EXERCISE DIRECTIONS.
Copy each line in the data that includes the word "Monat".

PROVIDED ENTRIES.

..........

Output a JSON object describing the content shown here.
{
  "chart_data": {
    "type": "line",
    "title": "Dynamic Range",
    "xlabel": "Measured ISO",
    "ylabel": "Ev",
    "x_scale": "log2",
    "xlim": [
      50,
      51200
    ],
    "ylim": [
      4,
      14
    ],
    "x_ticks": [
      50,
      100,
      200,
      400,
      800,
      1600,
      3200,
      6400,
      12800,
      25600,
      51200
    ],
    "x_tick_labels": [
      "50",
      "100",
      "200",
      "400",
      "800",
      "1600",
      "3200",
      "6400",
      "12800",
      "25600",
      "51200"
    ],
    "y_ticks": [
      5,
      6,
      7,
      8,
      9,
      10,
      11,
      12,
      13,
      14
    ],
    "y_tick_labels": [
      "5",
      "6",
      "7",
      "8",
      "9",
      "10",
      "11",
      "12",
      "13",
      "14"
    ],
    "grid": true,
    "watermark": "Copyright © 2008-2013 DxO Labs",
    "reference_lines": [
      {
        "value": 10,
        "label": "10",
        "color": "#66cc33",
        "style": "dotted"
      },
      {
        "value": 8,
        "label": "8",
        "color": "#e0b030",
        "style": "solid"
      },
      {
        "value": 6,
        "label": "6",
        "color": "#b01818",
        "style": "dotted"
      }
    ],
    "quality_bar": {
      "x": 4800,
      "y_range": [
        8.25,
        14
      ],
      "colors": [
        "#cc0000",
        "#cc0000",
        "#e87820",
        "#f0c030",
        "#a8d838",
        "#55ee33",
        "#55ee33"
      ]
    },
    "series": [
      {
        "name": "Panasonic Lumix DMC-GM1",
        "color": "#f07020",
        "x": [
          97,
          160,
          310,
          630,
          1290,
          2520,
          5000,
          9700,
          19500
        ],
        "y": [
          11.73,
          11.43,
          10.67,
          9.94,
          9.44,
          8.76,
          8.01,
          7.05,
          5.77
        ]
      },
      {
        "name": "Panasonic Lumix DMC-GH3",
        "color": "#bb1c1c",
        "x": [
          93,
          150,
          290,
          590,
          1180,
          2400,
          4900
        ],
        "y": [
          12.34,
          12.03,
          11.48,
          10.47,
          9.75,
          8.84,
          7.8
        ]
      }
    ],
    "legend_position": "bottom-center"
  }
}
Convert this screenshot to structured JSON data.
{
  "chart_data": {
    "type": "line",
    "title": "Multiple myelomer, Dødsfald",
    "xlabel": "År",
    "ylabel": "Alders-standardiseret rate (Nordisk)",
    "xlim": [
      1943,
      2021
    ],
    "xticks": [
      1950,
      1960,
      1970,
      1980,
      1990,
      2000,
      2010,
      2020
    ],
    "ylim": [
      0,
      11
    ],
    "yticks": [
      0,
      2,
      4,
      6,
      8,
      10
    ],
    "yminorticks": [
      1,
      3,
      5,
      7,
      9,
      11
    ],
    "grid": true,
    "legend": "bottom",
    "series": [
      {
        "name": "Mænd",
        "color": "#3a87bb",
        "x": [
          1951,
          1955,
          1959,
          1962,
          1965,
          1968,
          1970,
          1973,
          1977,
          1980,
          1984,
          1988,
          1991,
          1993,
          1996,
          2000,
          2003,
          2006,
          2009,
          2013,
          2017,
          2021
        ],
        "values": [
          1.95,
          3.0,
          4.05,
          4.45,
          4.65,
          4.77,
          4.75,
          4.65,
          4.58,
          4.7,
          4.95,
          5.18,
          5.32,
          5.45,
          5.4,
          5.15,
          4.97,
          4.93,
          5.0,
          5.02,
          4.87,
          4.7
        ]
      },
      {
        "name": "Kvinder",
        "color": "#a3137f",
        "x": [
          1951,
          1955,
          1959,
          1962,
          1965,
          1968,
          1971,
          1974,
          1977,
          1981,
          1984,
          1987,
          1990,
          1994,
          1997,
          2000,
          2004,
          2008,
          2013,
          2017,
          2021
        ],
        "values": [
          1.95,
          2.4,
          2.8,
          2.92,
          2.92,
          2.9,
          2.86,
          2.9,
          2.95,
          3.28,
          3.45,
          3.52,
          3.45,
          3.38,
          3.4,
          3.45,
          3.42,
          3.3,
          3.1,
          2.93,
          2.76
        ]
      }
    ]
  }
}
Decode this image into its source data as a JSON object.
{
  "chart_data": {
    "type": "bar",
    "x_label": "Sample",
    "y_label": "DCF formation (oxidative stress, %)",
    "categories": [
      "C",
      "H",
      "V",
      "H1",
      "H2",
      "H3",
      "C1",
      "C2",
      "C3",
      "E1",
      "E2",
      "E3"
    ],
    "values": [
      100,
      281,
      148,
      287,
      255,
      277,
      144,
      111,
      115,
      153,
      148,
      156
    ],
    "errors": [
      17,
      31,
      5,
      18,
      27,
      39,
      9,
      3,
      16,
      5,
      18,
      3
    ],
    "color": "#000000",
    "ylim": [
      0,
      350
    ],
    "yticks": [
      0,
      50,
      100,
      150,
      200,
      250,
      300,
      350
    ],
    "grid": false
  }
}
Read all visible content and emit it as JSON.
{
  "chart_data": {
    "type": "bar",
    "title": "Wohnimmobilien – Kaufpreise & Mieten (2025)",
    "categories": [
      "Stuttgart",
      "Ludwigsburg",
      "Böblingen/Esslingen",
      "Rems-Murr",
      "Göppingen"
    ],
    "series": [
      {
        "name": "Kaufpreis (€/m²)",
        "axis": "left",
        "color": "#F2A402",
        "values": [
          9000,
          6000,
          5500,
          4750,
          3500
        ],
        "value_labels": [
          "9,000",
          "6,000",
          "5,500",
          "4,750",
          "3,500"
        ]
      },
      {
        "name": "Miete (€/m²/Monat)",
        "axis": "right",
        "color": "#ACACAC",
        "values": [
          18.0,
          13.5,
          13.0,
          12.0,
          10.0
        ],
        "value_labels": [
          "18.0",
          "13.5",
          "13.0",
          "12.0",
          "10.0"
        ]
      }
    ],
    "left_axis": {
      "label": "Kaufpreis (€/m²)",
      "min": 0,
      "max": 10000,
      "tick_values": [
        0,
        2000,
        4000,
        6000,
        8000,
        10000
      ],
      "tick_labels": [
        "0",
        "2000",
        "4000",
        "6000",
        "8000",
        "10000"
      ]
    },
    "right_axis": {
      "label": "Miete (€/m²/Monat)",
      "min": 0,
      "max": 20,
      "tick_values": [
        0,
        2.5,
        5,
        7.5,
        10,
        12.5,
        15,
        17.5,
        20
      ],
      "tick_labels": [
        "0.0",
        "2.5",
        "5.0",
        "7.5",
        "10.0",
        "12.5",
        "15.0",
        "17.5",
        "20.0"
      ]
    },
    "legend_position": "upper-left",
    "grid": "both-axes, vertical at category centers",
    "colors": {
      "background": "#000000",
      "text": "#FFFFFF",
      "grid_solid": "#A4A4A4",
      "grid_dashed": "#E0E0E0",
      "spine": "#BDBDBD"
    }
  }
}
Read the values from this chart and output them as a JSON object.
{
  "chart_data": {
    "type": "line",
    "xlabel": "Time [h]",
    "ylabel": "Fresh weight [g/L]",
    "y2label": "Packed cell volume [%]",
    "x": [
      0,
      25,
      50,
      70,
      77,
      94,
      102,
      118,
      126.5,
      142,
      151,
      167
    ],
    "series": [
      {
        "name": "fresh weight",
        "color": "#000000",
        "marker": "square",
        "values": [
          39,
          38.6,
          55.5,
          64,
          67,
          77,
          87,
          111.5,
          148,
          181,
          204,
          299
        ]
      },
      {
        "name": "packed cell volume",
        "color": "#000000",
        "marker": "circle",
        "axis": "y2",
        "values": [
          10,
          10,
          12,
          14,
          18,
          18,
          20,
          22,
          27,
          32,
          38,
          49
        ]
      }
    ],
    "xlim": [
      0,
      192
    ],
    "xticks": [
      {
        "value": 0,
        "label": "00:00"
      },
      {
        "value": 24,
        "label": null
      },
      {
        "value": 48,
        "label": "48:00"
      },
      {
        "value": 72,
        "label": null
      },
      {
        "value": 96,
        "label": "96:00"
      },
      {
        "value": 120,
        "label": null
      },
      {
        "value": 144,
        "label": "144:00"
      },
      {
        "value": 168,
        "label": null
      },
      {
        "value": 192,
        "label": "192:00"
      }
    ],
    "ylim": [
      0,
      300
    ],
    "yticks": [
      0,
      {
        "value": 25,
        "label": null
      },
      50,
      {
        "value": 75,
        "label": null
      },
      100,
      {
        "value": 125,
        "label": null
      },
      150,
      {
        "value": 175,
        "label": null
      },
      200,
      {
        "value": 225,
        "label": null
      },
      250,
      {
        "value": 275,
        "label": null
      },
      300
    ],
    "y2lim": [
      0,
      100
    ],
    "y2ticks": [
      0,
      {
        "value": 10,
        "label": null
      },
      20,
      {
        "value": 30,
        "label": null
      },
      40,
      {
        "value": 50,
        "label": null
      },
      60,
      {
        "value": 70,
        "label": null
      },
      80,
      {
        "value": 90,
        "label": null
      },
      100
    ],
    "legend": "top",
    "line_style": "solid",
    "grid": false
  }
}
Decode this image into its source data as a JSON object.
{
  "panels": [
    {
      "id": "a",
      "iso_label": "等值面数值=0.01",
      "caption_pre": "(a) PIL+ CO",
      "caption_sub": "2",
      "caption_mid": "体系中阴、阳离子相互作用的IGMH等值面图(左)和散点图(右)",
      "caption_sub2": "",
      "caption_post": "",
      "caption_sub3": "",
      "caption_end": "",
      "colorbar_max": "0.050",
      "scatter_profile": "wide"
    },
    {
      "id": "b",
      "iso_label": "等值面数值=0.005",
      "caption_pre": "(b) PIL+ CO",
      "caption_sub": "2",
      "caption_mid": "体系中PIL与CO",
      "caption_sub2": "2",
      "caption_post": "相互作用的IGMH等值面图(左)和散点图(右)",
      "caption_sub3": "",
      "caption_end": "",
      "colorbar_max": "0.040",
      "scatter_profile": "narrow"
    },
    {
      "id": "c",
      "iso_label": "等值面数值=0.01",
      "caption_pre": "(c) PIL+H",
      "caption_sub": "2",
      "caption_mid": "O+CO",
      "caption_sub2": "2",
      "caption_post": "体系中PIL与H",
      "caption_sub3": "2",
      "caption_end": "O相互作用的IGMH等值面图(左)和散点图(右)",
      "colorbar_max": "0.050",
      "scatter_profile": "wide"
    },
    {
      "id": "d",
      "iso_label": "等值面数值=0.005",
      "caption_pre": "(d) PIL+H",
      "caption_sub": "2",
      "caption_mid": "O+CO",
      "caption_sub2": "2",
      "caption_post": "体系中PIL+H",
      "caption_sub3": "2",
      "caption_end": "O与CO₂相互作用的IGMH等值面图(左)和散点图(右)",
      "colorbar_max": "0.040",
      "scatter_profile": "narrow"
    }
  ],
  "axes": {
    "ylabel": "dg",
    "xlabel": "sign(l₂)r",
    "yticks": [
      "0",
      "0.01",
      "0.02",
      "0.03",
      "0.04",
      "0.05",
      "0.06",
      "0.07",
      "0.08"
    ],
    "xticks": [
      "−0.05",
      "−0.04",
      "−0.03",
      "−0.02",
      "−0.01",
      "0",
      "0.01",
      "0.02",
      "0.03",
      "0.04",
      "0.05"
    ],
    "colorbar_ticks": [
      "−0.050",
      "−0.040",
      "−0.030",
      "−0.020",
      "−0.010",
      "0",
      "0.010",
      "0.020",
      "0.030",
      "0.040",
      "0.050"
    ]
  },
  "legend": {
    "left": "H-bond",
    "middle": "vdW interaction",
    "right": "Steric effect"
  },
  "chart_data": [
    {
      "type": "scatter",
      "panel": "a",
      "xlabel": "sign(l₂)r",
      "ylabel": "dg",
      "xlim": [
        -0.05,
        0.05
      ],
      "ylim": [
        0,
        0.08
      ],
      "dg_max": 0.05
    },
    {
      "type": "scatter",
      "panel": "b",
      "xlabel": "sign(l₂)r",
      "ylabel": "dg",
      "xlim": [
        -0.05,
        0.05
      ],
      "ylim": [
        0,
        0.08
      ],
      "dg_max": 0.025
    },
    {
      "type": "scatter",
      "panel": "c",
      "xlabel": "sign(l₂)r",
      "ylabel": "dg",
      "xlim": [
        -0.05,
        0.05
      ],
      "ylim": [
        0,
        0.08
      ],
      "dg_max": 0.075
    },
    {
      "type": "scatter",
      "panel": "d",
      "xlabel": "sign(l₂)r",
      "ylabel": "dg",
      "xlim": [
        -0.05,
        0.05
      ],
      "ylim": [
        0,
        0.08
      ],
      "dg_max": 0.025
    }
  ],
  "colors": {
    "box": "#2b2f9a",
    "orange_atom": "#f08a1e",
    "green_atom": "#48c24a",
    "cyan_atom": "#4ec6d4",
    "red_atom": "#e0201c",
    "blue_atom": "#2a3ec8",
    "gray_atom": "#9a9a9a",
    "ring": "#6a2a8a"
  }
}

..........

SOLUTION FOR THIS TASK.
        "name": "Miete (€/m²/Monat)",
      "label": "Miete (€/m²/Monat)",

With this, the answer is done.